Recorded data
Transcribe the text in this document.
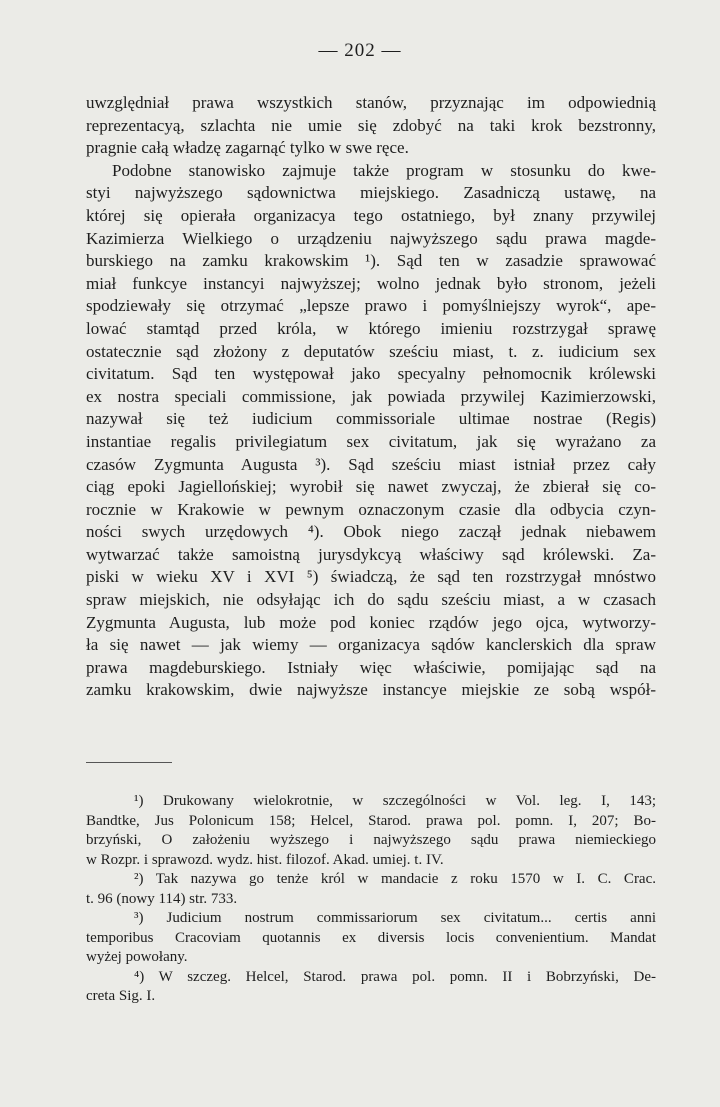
— 202 —
uwzględniał prawa wszystkich stanów, przyznając im odpowiednią
reprezentacyą, szlachta nie umie się zdobyć na taki krok bezstronny,
pragnie całą władzę zagarnąć tylko w swe ręce.
Podobne stanowisko zajmuje także program w stosunku do kwe-
styi najwyższego sądownictwa miejskiego. Zasadniczą ustawę, na
której się opierała organizacya tego ostatniego, był znany przywilej
Kazimierza Wielkiego o urządzeniu najwyższego sądu prawa magde-
burskiego na zamku krakowskim ¹). Sąd ten w zasadzie sprawować
miał funkcye instancyi najwyższej; wolno jednak było stronom, jeżeli
spodziewały się otrzymać „lepsze prawo i pomyślniejszy wyrok“, ape-
lować stamtąd przed króla, w którego imieniu rozstrzygał sprawę
ostatecznie sąd złożony z deputatów sześciu miast, t. z. iudicium sex
civitatum. Sąd ten występował jako specyalny pełnomocnik królewski
ex nostra speciali commissione, jak powiada przywilej Kazimierzowski,
nazywał się też iudicium commissoriale ultimae nostrae (Regis)
instantiae regalis privilegiatum sex civitatum, jak się wyrażano za
czasów Zygmunta Augusta ³). Sąd sześciu miast istniał przez cały
ciąg epoki Jagiellońskiej; wyrobił się nawet zwyczaj, że zbierał się co-
rocznie w Krakowie w pewnym oznaczonym czasie dla odbycia czyn-
ności swych urzędowych ⁴). Obok niego zaczął jednak niebawem
wytwarzać także samoistną jurysdykcyą właściwy sąd królewski. Za-
piski w wieku XV i XVI ⁵) świadczą, że sąd ten rozstrzygał mnóstwo
spraw miejskich, nie odsyłając ich do sądu sześciu miast, a w czasach
Zygmunta Augusta, lub może pod koniec rządów jego ojca, wytworzy-
ła się nawet — jak wiemy — organizacya sądów kanclerskich dla spraw
prawa magdeburskiego. Istniały więc właściwie, pomijając sąd na
zamku krakowskim, dwie najwyższe instancye miejskie ze sobą współ-
¹) Drukowany wielokrotnie, w szczególności w Vol. leg. I, 143;
Bandtke, Jus Polonicum 158; Helcel, Starod. prawa pol. pomn. I, 207; Bo-
brzyński, O założeniu wyższego i najwyższego sądu prawa niemieckiego
w Rozpr. i sprawozd. wydz. hist. filozof. Akad. umiej. t. IV.
²) Tak nazywa go tenże król w mandacie z roku 1570 w I. C. Crac.
t. 96 (nowy 114) str. 733.
³) Judicium nostrum commissariorum sex civitatum... certis anni
temporibus Cracoviam quotannis ex diversis locis convenientium. Mandat
wyżej powołany.
⁴) W szczeg. Helcel, Starod. prawa pol. pomn. II i Bobrzyński, De-
creta Sig. I.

WHAT YOU SHOULD DO
Each line with the string "nawet" in it needs to be found and copied.

WRITTEN ANSWER
ciąg epoki Jagiellońskiej; wyrobił się nawet zwyczaj, że zbierał się co-
ła się nawet — jak wiemy — organizacya sądów kanclerskich dla spraw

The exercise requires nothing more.